#### AVAILABLE RECORDS
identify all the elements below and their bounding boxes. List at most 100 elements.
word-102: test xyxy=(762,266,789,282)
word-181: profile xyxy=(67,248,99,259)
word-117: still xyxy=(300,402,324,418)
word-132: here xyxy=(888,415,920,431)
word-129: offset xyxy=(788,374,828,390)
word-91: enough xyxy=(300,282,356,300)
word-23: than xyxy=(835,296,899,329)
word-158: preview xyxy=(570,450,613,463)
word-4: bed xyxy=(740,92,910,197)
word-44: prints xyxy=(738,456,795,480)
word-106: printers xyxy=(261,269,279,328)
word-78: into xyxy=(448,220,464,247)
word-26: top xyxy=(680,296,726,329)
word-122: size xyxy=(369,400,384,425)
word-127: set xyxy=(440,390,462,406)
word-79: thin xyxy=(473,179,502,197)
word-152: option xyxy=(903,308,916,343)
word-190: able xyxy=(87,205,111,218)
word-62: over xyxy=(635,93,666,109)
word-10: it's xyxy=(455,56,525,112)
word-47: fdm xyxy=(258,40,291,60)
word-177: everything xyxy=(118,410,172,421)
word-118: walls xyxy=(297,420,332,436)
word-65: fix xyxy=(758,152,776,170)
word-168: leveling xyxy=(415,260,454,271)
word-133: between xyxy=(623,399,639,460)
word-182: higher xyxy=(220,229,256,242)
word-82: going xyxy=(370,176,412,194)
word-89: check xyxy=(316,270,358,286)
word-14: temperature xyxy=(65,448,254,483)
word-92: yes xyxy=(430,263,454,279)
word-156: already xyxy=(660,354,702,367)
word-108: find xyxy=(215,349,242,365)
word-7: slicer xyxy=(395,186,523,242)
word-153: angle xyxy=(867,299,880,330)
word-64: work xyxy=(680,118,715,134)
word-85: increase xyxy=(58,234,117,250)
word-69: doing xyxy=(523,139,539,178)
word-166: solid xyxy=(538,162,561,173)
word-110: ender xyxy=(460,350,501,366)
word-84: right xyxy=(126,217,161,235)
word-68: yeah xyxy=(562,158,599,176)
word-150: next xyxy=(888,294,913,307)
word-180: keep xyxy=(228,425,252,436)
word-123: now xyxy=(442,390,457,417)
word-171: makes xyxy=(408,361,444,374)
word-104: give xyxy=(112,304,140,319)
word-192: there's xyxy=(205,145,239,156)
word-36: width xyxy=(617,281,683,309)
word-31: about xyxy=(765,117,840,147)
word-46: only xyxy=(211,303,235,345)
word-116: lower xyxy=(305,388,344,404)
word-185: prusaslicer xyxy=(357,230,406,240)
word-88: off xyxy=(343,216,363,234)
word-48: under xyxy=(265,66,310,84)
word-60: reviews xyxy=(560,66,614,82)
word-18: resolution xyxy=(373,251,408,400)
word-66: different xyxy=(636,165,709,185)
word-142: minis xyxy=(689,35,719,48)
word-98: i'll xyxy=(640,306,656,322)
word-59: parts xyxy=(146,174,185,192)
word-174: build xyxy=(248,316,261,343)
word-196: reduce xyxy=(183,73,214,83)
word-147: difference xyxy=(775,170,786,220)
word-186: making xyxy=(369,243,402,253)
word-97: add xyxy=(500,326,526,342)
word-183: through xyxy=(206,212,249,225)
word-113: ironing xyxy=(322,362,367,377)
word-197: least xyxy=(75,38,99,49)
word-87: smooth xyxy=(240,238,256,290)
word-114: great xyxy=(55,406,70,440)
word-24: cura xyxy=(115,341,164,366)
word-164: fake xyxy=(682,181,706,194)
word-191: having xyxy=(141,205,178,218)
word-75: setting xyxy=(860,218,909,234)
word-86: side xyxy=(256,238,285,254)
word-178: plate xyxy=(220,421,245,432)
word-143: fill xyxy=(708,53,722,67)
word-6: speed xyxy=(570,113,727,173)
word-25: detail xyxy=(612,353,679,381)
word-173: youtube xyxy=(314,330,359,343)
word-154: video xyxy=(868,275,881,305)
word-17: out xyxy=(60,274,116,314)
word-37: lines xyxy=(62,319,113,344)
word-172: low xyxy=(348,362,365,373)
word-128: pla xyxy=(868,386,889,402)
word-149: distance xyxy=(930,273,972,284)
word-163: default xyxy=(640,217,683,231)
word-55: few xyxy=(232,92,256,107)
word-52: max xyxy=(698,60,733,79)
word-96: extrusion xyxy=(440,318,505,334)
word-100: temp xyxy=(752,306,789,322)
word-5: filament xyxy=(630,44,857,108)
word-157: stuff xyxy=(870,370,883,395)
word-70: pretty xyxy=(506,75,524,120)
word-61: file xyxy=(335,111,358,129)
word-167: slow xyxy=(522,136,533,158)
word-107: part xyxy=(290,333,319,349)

#### SHORT EXERCISE
Reproduce every line of the entries above verbatim.

#### FULL ANSWER
identify all the elements below and their bounding boxes. List at most 100 elements.
word-102: test xyxy=(762,266,789,282)
word-181: profile xyxy=(67,248,99,259)
word-117: still xyxy=(300,402,324,418)
word-132: here xyxy=(888,415,920,431)
word-129: offset xyxy=(788,374,828,390)
word-91: enough xyxy=(300,282,356,300)
word-23: than xyxy=(835,296,899,329)
word-158: preview xyxy=(570,450,613,463)
word-4: bed xyxy=(740,92,910,197)
word-44: prints xyxy=(738,456,795,480)
word-106: printers xyxy=(261,269,279,328)
word-78: into xyxy=(448,220,464,247)
word-26: top xyxy=(680,296,726,329)
word-122: size xyxy=(369,400,384,425)
word-127: set xyxy=(440,390,462,406)
word-79: thin xyxy=(473,179,502,197)
word-152: option xyxy=(903,308,916,343)
word-190: able xyxy=(87,205,111,218)
word-62: over xyxy=(635,93,666,109)
word-10: it's xyxy=(455,56,525,112)
word-47: fdm xyxy=(258,40,291,60)
word-177: everything xyxy=(118,410,172,421)
word-118: walls xyxy=(297,420,332,436)
word-65: fix xyxy=(758,152,776,170)
word-168: leveling xyxy=(415,260,454,271)
word-133: between xyxy=(623,399,639,460)
word-182: higher xyxy=(220,229,256,242)
word-82: going xyxy=(370,176,412,194)
word-89: check xyxy=(316,270,358,286)
word-14: temperature xyxy=(65,448,254,483)
word-92: yes xyxy=(430,263,454,279)
word-156: already xyxy=(660,354,702,367)
word-108: find xyxy=(215,349,242,365)
word-7: slicer xyxy=(395,186,523,242)
word-153: angle xyxy=(867,299,880,330)
word-64: work xyxy=(680,118,715,134)
word-85: increase xyxy=(58,234,117,250)
word-69: doing xyxy=(523,139,539,178)
word-166: solid xyxy=(538,162,561,173)
word-110: ender xyxy=(460,350,501,366)
word-84: right xyxy=(126,217,161,235)
word-68: yeah xyxy=(562,158,599,176)
word-150: next xyxy=(888,294,913,307)
word-180: keep xyxy=(228,425,252,436)
word-123: now xyxy=(442,390,457,417)
word-171: makes xyxy=(408,361,444,374)
word-104: give xyxy=(112,304,140,319)
word-192: there's xyxy=(205,145,239,156)
word-36: width xyxy=(617,281,683,309)
word-31: about xyxy=(765,117,840,147)
word-46: only xyxy=(211,303,235,345)
word-116: lower xyxy=(305,388,344,404)
word-185: prusaslicer xyxy=(357,230,406,240)
word-88: off xyxy=(343,216,363,234)
word-48: under xyxy=(265,66,310,84)
word-60: reviews xyxy=(560,66,614,82)
word-18: resolution xyxy=(373,251,408,400)
word-66: different xyxy=(636,165,709,185)
word-142: minis xyxy=(689,35,719,48)
word-98: i'll xyxy=(640,306,656,322)
word-59: parts xyxy=(146,174,185,192)
word-174: build xyxy=(248,316,261,343)
word-196: reduce xyxy=(183,73,214,83)
word-147: difference xyxy=(775,170,786,220)
word-186: making xyxy=(369,243,402,253)
word-97: add xyxy=(500,326,526,342)
word-183: through xyxy=(206,212,249,225)
word-113: ironing xyxy=(322,362,367,377)
word-197: least xyxy=(75,38,99,49)
word-87: smooth xyxy=(240,238,256,290)
word-114: great xyxy=(55,406,70,440)
word-24: cura xyxy=(115,341,164,366)
word-164: fake xyxy=(682,181,706,194)
word-191: having xyxy=(141,205,178,218)
word-75: setting xyxy=(860,218,909,234)
word-86: side xyxy=(256,238,285,254)
word-178: plate xyxy=(220,421,245,432)
word-143: fill xyxy=(708,53,722,67)
word-6: speed xyxy=(570,113,727,173)
word-25: detail xyxy=(612,353,679,381)
word-173: youtube xyxy=(314,330,359,343)
word-154: video xyxy=(868,275,881,305)
word-17: out xyxy=(60,274,116,314)
word-37: lines xyxy=(62,319,113,344)
word-172: low xyxy=(348,362,365,373)
word-128: pla xyxy=(868,386,889,402)
word-149: distance xyxy=(930,273,972,284)
word-163: default xyxy=(640,217,683,231)
word-55: few xyxy=(232,92,256,107)
word-52: max xyxy=(698,60,733,79)
word-96: extrusion xyxy=(440,318,505,334)
word-100: temp xyxy=(752,306,789,322)
word-5: filament xyxy=(630,44,857,108)
word-157: stuff xyxy=(870,370,883,395)
word-70: pretty xyxy=(506,75,524,120)
word-61: file xyxy=(335,111,358,129)
word-167: slow xyxy=(522,136,533,158)
word-107: part xyxy=(290,333,319,349)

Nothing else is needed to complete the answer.